Reproduce verbatim the stretch of the data from the line containing "continent-outline <box>3 340 431 406</box>" through the line containing "colorbar-tick-label: −45 <box>545 167", both lines included.

---------- Data to use

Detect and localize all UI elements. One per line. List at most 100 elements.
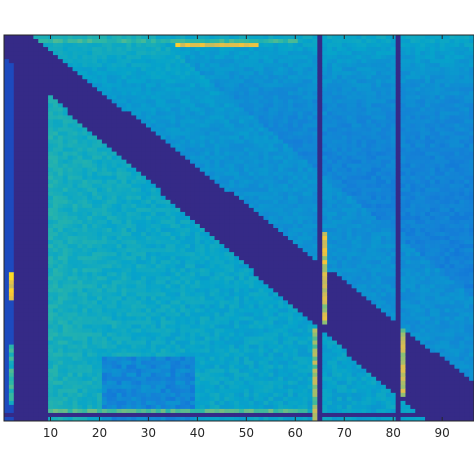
heatmap-cell — [239, 39, 245, 44]
heatmap-cell — [434, 83, 441, 88]
heatmap-cell — [204, 207, 211, 213]
heatmap-cell — [420, 115, 426, 120]
heatmap-cell — [48, 51, 54, 56]
heatmap-cell — [145, 207, 152, 213]
heatmap-cell — [126, 75, 132, 80]
heatmap-cell — [327, 159, 333, 165]
heatmap-cell — [263, 67, 269, 72]
heatmap-cell — [317, 219, 323, 225]
heatmap-cell — [449, 228, 455, 233]
heatmap-cell — [415, 99, 421, 104]
heatmap-cell — [131, 35, 137, 40]
heatmap-cell — [385, 95, 392, 100]
heatmap-cell — [307, 195, 313, 201]
heatmap-cell — [444, 79, 451, 84]
heatmap-cell — [155, 147, 162, 153]
heatmap-cell — [155, 59, 162, 64]
heatmap-cell — [190, 151, 196, 157]
heatmap-cell — [287, 103, 294, 108]
heatmap-cell — [13, 79, 20, 84]
heatmap-cell — [190, 87, 196, 92]
heatmap-cell — [351, 135, 357, 141]
heatmap-cell — [327, 183, 333, 189]
heatmap-cell — [351, 119, 357, 124]
heatmap-cell — [420, 219, 426, 225]
heatmap-cell — [297, 95, 304, 100]
heatmap-cell — [175, 195, 181, 201]
heatmap-cell — [77, 175, 83, 181]
heatmap-cell — [214, 159, 220, 165]
heatmap-cell — [150, 123, 157, 128]
heatmap-cell — [131, 47, 137, 52]
heatmap-cell — [390, 63, 397, 68]
heatmap-cell — [155, 115, 162, 120]
heatmap-cell — [336, 111, 343, 116]
heatmap-cell — [145, 187, 152, 193]
heatmap-cell — [336, 51, 343, 56]
heatmap-cell — [420, 147, 426, 153]
heatmap-cell — [111, 151, 118, 157]
heatmap-cell — [390, 75, 397, 80]
heatmap-cell — [8, 203, 15, 209]
heatmap-cell — [38, 163, 44, 169]
heatmap-cell — [322, 240, 328, 245]
heatmap-cell — [322, 59, 328, 64]
heatmap-cell — [155, 187, 162, 193]
heatmap-cell — [116, 159, 122, 165]
heatmap-cell — [449, 83, 455, 88]
heatmap-cell — [234, 211, 240, 217]
heatmap-cell — [234, 43, 240, 48]
heatmap-cell — [302, 167, 309, 173]
heatmap-cell — [141, 67, 147, 72]
heatmap-cell — [405, 195, 411, 201]
heatmap-cell — [214, 179, 220, 185]
heatmap-cell — [145, 179, 152, 185]
heatmap-cell — [297, 123, 304, 128]
heatmap-cell — [82, 147, 88, 153]
heatmap-cell — [346, 87, 353, 92]
heatmap-cell — [194, 215, 201, 221]
heatmap-cell — [57, 35, 64, 40]
heatmap-cell — [307, 79, 313, 84]
heatmap-cell — [312, 236, 318, 241]
heatmap-cell — [224, 55, 230, 60]
heatmap-cell — [322, 215, 328, 221]
heatmap-cell — [194, 115, 201, 120]
heatmap-cell — [57, 115, 64, 120]
heatmap-cell — [48, 127, 54, 132]
heatmap-cell — [62, 223, 69, 229]
heatmap-cell — [57, 123, 64, 128]
heatmap-cell — [43, 167, 49, 173]
heatmap-cell — [82, 175, 88, 181]
heatmap-cell — [302, 107, 309, 112]
heatmap-cell — [283, 223, 289, 229]
heatmap-cell — [253, 127, 260, 132]
heatmap-cell — [346, 39, 353, 44]
heatmap-cell — [62, 87, 69, 92]
heatmap-cell — [444, 151, 451, 157]
heatmap-cell — [263, 236, 269, 241]
heatmap-cell — [469, 203, 474, 209]
heatmap-cell — [415, 135, 421, 141]
heatmap-cell — [141, 135, 147, 141]
heatmap-cell — [258, 123, 264, 128]
heatmap-cell — [287, 119, 294, 124]
heatmap-cell — [219, 219, 225, 225]
heatmap-cell — [469, 91, 474, 96]
heatmap-cell — [111, 99, 118, 104]
heatmap-cell — [327, 67, 333, 72]
heatmap-cell — [170, 55, 176, 60]
heatmap-cell — [243, 215, 250, 221]
heatmap-cell — [145, 39, 152, 44]
heatmap-cell — [258, 151, 264, 157]
heatmap-cell — [33, 39, 39, 44]
heatmap-cell — [278, 195, 284, 201]
heatmap-cell — [92, 139, 98, 145]
heatmap-cell — [165, 187, 171, 193]
heatmap-cell — [469, 240, 474, 245]
heatmap-cell — [390, 67, 397, 72]
heatmap-cell — [62, 183, 69, 189]
heatmap-cell — [278, 179, 284, 185]
heatmap-cell — [38, 35, 44, 40]
heatmap-cell — [141, 228, 147, 233]
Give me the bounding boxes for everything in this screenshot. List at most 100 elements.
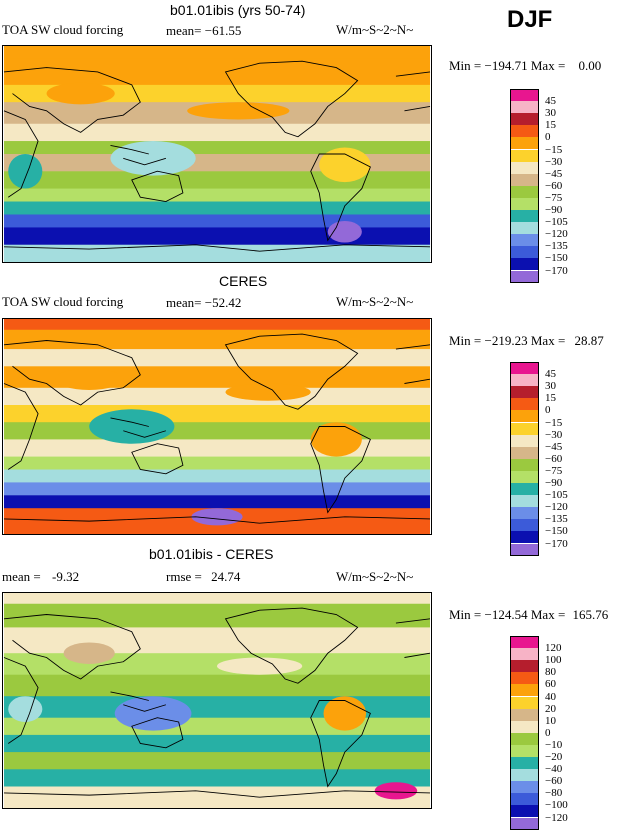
continent-outline <box>3 340 431 406</box>
colorbar-tick-label: 120 <box>545 642 562 655</box>
colorbar-swatch <box>510 422 539 435</box>
map-band <box>3 456 431 470</box>
panel3-mean-value: -9.32 <box>51 569 80 584</box>
colorbar-tick-label: 15 <box>545 119 556 132</box>
map-band <box>3 171 431 190</box>
continent-outline <box>3 378 431 470</box>
map-band <box>3 319 431 331</box>
continent-outline <box>224 333 359 410</box>
colorbar-tick-label: 45 <box>545 368 556 381</box>
panel2-min-value: −219.23 <box>484 333 528 348</box>
colorbar-tick-label: −150 <box>545 525 568 538</box>
colorbar-swatch <box>510 543 539 556</box>
map-band <box>3 141 431 155</box>
map-region <box>225 383 311 401</box>
colorbar-tick-label: −170 <box>545 537 568 550</box>
map-band <box>3 244 431 262</box>
map-region <box>374 782 418 800</box>
colorbar-tick-label: 20 <box>545 702 556 715</box>
colorbar-tick-label: −105 <box>545 489 568 502</box>
colorbar-swatch <box>510 125 539 138</box>
continent-outline <box>3 790 431 798</box>
colorbar-swatch <box>510 660 539 673</box>
panel3-mean-label: mean = <box>2 569 41 584</box>
colorbar-tick-label: 30 <box>545 107 556 120</box>
colorbar-tick-label: 0 <box>545 131 551 144</box>
colorbar-tick-label: −30 <box>545 155 563 168</box>
colorbar-tick-label: −45 <box>545 440 563 453</box>
colorbar-tick-label: −100 <box>545 799 568 812</box>
map-band <box>3 329 431 350</box>
colorbar-tick-label: −30 <box>545 428 563 441</box>
colorbar-tick-label: −45 <box>545 167 563 180</box>
colorbar-swatch <box>510 210 539 223</box>
map-band <box>3 696 431 719</box>
map-region <box>319 147 371 183</box>
colorbar-swatch <box>510 246 539 259</box>
colorbar-tick-label: −10 <box>545 738 563 751</box>
colorbar-swatch <box>510 483 539 496</box>
panel3-minmax: Min = −124.54 Max = 165.76 <box>449 607 608 623</box>
map-band <box>3 603 431 628</box>
panel1-mean-label: mean= <box>166 23 202 38</box>
colorbar-tick-label: −40 <box>545 763 563 776</box>
colorbar-frame <box>510 362 539 556</box>
panel1-mean-value: −61.55 <box>204 23 242 38</box>
map-band <box>3 593 431 605</box>
colorbar-tick-label: −60 <box>545 179 563 192</box>
map-region <box>327 220 362 243</box>
colorbar-swatch <box>510 149 539 162</box>
colorbar-swatch <box>510 222 539 235</box>
continent-outline <box>310 153 371 242</box>
colorbar-tick-label: 100 <box>545 654 562 667</box>
colorbar-frame <box>510 89 539 283</box>
continent-outline <box>131 443 184 475</box>
panel2-min-label: Min = <box>449 333 482 348</box>
map-band <box>3 482 431 496</box>
panel2-title: CERES <box>219 273 268 289</box>
panel1-title: b01.01ibis (yrs 50-74) <box>170 2 306 18</box>
panel3-max-label: Max = <box>530 607 566 622</box>
colorbar-swatch <box>510 696 539 709</box>
continent-outline <box>131 170 184 203</box>
panel1-map <box>2 45 432 263</box>
colorbar-swatch <box>510 744 539 757</box>
map-band <box>3 349 431 367</box>
colorbar-tick-label: −75 <box>545 464 563 477</box>
panel1-units: W/m~S~2~N~ <box>336 22 414 37</box>
continent-outline <box>224 607 359 684</box>
panel3-title: b01.01ibis - CERES <box>149 546 274 562</box>
panel2-mean-value: −52.42 <box>204 295 242 310</box>
map-region <box>8 696 43 722</box>
panel2-minmax: Min = −219.23 Max = 28.87 <box>449 333 604 349</box>
panel3-mean: mean = -9.32 <box>2 569 79 585</box>
colorbar-tick-label: 60 <box>545 678 556 691</box>
map-region <box>187 102 290 120</box>
colorbar-swatch <box>510 386 539 399</box>
map-region <box>110 141 196 176</box>
map-band <box>3 46 431 60</box>
map-band <box>3 439 431 458</box>
map-band <box>3 188 431 203</box>
panel1-variable: TOA SW cloud forcing <box>2 22 124 37</box>
panel1-min-value: −194.71 <box>484 58 528 73</box>
colorbar-tick-label: 0 <box>545 726 551 739</box>
colorbar-tick-label: −90 <box>545 477 563 489</box>
map-band <box>3 201 431 215</box>
map-band <box>3 717 431 736</box>
panel2-max-label: Max = <box>530 333 566 348</box>
colorbar-swatch <box>510 137 539 150</box>
colorbar-swatch <box>510 757 539 770</box>
map-band <box>3 786 431 808</box>
colorbar-swatch <box>510 672 539 685</box>
panel2-mean-label: mean= <box>166 295 202 310</box>
map-region <box>8 154 43 189</box>
map-band <box>3 734 431 753</box>
map-region <box>310 422 362 457</box>
colorbar-swatch <box>510 507 539 520</box>
panel1-min-label: Min = <box>449 58 482 73</box>
colorbar-tick-label: −120 <box>545 228 568 241</box>
map-region <box>191 508 243 526</box>
continent-outline <box>110 417 167 438</box>
map-region <box>89 409 175 444</box>
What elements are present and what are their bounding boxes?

--------------------

## Result for this exercise
continent-outline <box>3 340 431 406</box>
colorbar-tick-label: 120 <box>545 642 562 655</box>
colorbar-swatch <box>510 422 539 435</box>
map-band <box>3 456 431 470</box>
panel3-mean-value: -9.32 <box>51 569 80 584</box>
colorbar-tick-label: 15 <box>545 119 556 132</box>
map-band <box>3 171 431 190</box>
continent-outline <box>3 378 431 470</box>
map-band <box>3 319 431 331</box>
continent-outline <box>224 333 359 410</box>
colorbar-tick-label: 45 <box>545 368 556 381</box>
panel2-min-value: −219.23 <box>484 333 528 348</box>
colorbar-tick-label: −150 <box>545 525 568 538</box>
colorbar-swatch <box>510 543 539 556</box>
map-band <box>3 141 431 155</box>
map-region <box>225 383 311 401</box>
colorbar-tick-label: −170 <box>545 537 568 550</box>
map-band <box>3 244 431 262</box>
map-region <box>374 782 418 800</box>
colorbar-tick-label: 20 <box>545 702 556 715</box>
colorbar-tick-label: −105 <box>545 489 568 502</box>
colorbar-swatch <box>510 125 539 138</box>
continent-outline <box>3 790 431 798</box>
colorbar-swatch <box>510 660 539 673</box>
panel3-mean-label: mean = <box>2 569 41 584</box>
colorbar-tick-label: 30 <box>545 107 556 120</box>
colorbar-tick-label: 0 <box>545 131 551 144</box>
colorbar-tick-label: −30 <box>545 155 563 168</box>
colorbar-tick-label: −45 <box>545 440 563 453</box>
colorbar-tick-label: −100 <box>545 799 568 812</box>
map-band <box>3 329 431 350</box>
colorbar-tick-label: −30 <box>545 428 563 441</box>
colorbar-tick-label: −45 <box>545 167 563 180</box>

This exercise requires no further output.